▶ TEXT PROVIDED
((
Build a Node.js App

So now let's dig into some more advance things you can do with a Dockerfile. Let's first make our project a real Node.js application. Make a file called index.js and put this in there.

const http = require("http");

http
  .createServer(function(request, response) {
    console.log("request received");
    response.end("omg hi", "utf-8");
  })
  .listen(3000);
console.log("server started");

This more-or-less that most barebones Node.js app you can write. It just responds to HTTP traffic on port 3000. Go ahead and try running it on your local computer (outside of Docker) by running node index.js. Hit localhost:3000 to give it a shot.

Okay, so let's get this running inside Docker now. First thing is we have to copy this file from your local file system into the container. We'll use a new instruction, COPY. Modify your Dockerfile to say:

FROM node:12-stretch

COPY index.js index.js

CMD ["node", "index.js"]

This will copy your index.js file from your file system into the Docker file system (the first index.js is the source and the second index.js is the destination of that file inside the container.)

We then modified the CMD to start the server when we finally do run the container. Now run

docker build -t my-node-app .
))
▶ EXCERPTED RECORDS
((
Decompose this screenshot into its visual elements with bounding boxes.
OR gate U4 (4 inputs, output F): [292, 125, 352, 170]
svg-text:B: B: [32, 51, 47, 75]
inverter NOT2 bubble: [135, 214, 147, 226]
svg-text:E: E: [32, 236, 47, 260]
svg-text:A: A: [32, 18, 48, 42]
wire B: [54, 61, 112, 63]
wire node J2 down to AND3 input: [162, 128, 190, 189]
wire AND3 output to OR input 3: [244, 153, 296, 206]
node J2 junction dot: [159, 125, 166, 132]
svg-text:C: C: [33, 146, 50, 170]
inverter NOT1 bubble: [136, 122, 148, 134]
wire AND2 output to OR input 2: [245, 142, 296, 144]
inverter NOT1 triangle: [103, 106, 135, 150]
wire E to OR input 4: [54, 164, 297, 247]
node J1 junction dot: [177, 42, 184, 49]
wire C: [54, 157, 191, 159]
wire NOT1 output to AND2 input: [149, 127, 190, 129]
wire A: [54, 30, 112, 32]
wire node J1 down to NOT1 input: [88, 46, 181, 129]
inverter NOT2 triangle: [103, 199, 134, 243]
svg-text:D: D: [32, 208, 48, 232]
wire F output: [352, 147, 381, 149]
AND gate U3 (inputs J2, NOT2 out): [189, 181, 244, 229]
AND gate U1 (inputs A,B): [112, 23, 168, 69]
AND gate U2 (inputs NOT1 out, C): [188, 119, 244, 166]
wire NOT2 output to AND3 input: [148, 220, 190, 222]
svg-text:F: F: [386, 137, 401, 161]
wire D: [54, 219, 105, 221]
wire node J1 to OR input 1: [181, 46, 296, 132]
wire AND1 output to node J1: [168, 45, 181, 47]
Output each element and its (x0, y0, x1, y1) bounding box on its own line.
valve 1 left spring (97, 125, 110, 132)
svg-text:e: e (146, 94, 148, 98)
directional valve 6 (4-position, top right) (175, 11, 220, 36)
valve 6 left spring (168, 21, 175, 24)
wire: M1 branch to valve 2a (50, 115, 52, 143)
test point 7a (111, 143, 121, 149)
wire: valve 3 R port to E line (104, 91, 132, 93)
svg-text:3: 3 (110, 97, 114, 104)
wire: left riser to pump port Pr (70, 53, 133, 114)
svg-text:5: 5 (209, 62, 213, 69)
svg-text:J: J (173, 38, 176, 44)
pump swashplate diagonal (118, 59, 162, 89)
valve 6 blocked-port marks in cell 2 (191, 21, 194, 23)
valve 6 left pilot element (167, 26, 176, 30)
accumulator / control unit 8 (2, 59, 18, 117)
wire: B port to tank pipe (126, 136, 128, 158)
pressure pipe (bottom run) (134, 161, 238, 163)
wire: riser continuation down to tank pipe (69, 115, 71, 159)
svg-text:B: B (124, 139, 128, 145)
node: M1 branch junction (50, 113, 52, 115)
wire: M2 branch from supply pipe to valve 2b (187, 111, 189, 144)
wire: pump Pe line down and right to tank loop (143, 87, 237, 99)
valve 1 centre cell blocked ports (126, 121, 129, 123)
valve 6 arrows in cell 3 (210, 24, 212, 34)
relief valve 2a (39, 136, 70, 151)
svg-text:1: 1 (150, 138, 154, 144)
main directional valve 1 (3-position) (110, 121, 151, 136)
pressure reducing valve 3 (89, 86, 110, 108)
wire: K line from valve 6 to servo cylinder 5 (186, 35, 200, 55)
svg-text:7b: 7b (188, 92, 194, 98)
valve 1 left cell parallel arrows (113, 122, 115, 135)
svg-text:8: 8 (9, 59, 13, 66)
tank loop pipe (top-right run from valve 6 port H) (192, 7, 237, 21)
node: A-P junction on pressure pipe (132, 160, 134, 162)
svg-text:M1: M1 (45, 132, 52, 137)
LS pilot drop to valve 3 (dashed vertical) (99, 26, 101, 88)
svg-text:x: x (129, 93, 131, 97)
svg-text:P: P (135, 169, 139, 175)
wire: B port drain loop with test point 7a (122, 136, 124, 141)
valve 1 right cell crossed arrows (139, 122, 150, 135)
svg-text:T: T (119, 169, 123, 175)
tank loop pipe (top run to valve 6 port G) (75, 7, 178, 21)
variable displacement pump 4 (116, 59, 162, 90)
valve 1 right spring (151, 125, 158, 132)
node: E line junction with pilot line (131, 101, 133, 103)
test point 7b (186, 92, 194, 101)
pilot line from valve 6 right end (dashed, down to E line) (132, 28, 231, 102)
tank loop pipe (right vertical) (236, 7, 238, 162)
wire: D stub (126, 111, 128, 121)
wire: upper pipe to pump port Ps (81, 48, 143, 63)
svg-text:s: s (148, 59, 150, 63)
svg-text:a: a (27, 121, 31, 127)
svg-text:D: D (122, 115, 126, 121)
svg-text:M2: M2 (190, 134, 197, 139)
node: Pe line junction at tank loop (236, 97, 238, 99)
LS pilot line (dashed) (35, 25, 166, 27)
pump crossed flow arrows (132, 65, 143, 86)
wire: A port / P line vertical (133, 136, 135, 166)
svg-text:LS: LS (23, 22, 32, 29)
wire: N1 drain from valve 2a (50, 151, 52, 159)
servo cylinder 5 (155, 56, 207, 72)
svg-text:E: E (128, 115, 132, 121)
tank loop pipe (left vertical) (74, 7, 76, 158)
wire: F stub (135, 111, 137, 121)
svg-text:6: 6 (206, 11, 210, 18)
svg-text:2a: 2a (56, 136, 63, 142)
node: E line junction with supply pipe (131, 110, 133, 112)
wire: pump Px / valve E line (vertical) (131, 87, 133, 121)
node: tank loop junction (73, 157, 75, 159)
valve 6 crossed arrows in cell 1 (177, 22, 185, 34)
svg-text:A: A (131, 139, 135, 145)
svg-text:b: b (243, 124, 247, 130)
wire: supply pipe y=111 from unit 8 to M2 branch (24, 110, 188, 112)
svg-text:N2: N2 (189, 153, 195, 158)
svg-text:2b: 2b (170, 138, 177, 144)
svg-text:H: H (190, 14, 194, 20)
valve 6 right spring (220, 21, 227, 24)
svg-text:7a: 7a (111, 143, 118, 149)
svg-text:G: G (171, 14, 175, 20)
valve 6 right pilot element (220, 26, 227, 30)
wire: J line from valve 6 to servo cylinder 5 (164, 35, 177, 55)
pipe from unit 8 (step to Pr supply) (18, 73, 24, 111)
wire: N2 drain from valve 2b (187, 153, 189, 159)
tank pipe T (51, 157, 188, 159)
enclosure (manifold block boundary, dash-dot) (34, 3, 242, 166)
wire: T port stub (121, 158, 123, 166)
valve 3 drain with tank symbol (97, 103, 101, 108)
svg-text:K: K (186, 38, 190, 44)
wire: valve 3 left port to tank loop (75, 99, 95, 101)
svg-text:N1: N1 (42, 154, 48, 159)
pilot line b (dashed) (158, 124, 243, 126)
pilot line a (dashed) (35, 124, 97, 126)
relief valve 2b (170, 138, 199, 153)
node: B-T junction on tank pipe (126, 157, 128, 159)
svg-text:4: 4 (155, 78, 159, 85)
))
▶ REQUIRED ACTION
Can you reproduce word for word the passage of the Node.js Docker tutorial starting with "This more-or-less that" and going on through "inside the container.)"? The records are material separate from the Node.js Docker tutorial.

▶ YOUR RESPONSE
This more-or-less that most barebones Node.js app you can write. It just responds to HTTP traffic on port 3000. Go ahead and try running it on your local computer (outside of Docker) by running node index.js. Hit localhost:3000 to give it a shot.

Okay, so let's get this running inside Docker now. First thing is we have to copy this file from your local file system into the container. We'll use a new instruction, COPY. Modify your Dockerfile to say:

FROM node:12-stretch

COPY index.js index.js

CMD ["node", "index.js"]

This will copy your index.js file from your file system into the Docker file system (the first index.js is the source and the second index.js is the destination of that file inside the container.)